__Task to complete__:
The data below needs to be returned exactly, line for line.

########################################

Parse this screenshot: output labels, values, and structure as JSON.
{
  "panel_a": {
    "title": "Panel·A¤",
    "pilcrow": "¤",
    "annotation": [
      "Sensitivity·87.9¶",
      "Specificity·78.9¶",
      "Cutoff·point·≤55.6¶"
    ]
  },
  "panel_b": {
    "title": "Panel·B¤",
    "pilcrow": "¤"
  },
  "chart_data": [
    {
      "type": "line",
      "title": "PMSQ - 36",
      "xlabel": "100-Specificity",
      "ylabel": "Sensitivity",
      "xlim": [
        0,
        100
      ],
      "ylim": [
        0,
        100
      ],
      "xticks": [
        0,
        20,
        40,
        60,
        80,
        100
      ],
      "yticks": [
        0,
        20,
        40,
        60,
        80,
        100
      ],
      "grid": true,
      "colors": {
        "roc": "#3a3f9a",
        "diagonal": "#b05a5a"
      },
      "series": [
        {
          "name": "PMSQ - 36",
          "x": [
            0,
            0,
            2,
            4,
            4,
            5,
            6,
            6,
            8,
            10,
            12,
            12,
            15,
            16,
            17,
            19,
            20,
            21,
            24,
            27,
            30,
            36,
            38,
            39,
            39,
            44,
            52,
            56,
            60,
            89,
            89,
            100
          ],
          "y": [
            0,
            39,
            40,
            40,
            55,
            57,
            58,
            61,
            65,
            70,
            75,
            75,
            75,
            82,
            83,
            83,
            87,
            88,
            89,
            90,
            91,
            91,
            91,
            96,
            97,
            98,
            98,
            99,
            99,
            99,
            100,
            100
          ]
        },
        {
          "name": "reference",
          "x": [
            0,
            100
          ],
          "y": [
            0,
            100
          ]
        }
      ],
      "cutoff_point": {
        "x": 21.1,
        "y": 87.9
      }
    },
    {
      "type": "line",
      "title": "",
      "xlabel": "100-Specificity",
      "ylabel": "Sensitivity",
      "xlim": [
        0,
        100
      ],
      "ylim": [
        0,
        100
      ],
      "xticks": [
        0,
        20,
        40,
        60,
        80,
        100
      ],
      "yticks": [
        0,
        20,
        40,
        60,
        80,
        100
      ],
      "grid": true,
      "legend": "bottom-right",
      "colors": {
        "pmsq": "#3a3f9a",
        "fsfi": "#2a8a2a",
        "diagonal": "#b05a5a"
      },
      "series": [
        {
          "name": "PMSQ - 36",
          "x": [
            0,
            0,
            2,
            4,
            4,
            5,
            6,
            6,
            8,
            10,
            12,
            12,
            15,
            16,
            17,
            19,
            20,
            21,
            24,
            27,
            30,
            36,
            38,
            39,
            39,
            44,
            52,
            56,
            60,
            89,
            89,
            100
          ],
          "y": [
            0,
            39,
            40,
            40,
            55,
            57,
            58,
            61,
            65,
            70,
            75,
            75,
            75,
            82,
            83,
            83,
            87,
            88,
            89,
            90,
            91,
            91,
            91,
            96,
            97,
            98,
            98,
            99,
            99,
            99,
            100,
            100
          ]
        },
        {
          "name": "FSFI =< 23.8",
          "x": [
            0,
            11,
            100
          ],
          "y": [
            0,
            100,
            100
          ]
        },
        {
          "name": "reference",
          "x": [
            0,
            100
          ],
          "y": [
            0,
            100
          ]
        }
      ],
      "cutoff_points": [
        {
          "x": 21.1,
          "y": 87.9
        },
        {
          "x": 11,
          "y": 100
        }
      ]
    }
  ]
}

########################################

__Task result__:
Parse this screenshot: output labels, values, and structure as JSON.
{
  "panel_a": {
    "title": "Panel·A¤",
    "pilcrow": "¤",
    "annotation": [
      "Sensitivity·87.9¶",
      "Specificity·78.9¶",
      "Cutoff·point·≤55.6¶"
    ]
  },
  "panel_b": {
    "title": "Panel·B¤",
    "pilcrow": "¤"
  },
  "chart_data": [
    {
      "type": "line",
      "title": "PMSQ - 36",
      "xlabel": "100-Specificity",
      "ylabel": "Sensitivity",
      "xlim": [
        0,
        100
      ],
      "ylim": [
        0,
        100
      ],
      "xticks": [
        0,
        20,
        40,
        60,
        80,
        100
      ],
      "yticks": [
        0,
        20,
        40,
        60,
        80,
        100
      ],
      "grid": true,
      "colors": {
        "roc": "#3a3f9a",
        "diagonal": "#b05a5a"
      },
      "series": [
        {
          "name": "PMSQ - 36",
          "x": [
            0,
            0,
            2,
            4,
            4,
            5,
            6,
            6,
            8,
            10,
            12,
            12,
            15,
            16,
            17,
            19,
            20,
            21,
            24,
            27,
            30,
            36,
            38,
            39,
            39,
            44,
            52,
            56,
            60,
            89,
            89,
            100
          ],
          "y": [
            0,
            39,
            40,
            40,
            55,
            57,
            58,
            61,
            65,
            70,
            75,
            75,
            75,
            82,
            83,
            83,
            87,
            88,
            89,
            90,
            91,
            91,
            91,
            96,
            97,
            98,
            98,
            99,
            99,
            99,
            100,
            100
          ]
        },
        {
          "name": "reference",
          "x": [
            0,
            100
          ],
          "y": [
            0,
            100
          ]
        }
      ],
      "cutoff_point": {
        "x": 21.1,
        "y": 87.9
      }
    },
    {
      "type": "line",
      "title": "",
      "xlabel": "100-Specificity",
      "ylabel": "Sensitivity",
      "xlim": [
        0,
        100
      ],
      "ylim": [
        0,
        100
      ],
      "xticks": [
        0,
        20,
        40,
        60,
        80,
        100
      ],
      "yticks": [
        0,
        20,
        40,
        60,
        80,
        100
      ],
      "grid": true,
      "legend": "bottom-right",
      "colors": {
        "pmsq": "#3a3f9a",
        "fsfi": "#2a8a2a",
        "diagonal": "#b05a5a"
      },
      "series": [
        {
          "name": "PMSQ - 36",
          "x": [
            0,
            0,
            2,
            4,
            4,
            5,
            6,
            6,
            8,
            10,
            12,
            12,
            15,
            16,
            17,
            19,
            20,
            21,
            24,
            27,
            30,
            36,
            38,
            39,
            39,
            44,
            52,
            56,
            60,
            89,
            89,
            100
          ],
          "y": [
            0,
            39,
            40,
            40,
            55,
            57,
            58,
            61,
            65,
            70,
            75,
            75,
            75,
            82,
            83,
            83,
            87,
            88,
            89,
            90,
            91,
            91,
            91,
            96,
            97,
            98,
            98,
            99,
            99,
            99,
            100,
            100
          ]
        },
        {
          "name": "FSFI =< 23.8",
          "x": [
            0,
            11,
            100
          ],
          "y": [
            0,
            100,
            100
          ]
        },
        {
          "name": "reference",
          "x": [
            0,
            100
          ],
          "y": [
            0,
            100
          ]
        }
      ],
      "cutoff_points": [
        {
          "x": 21.1,
          "y": 87.9
        },
        {
          "x": 11,
          "y": 100
        }
      ]
    }
  ]
}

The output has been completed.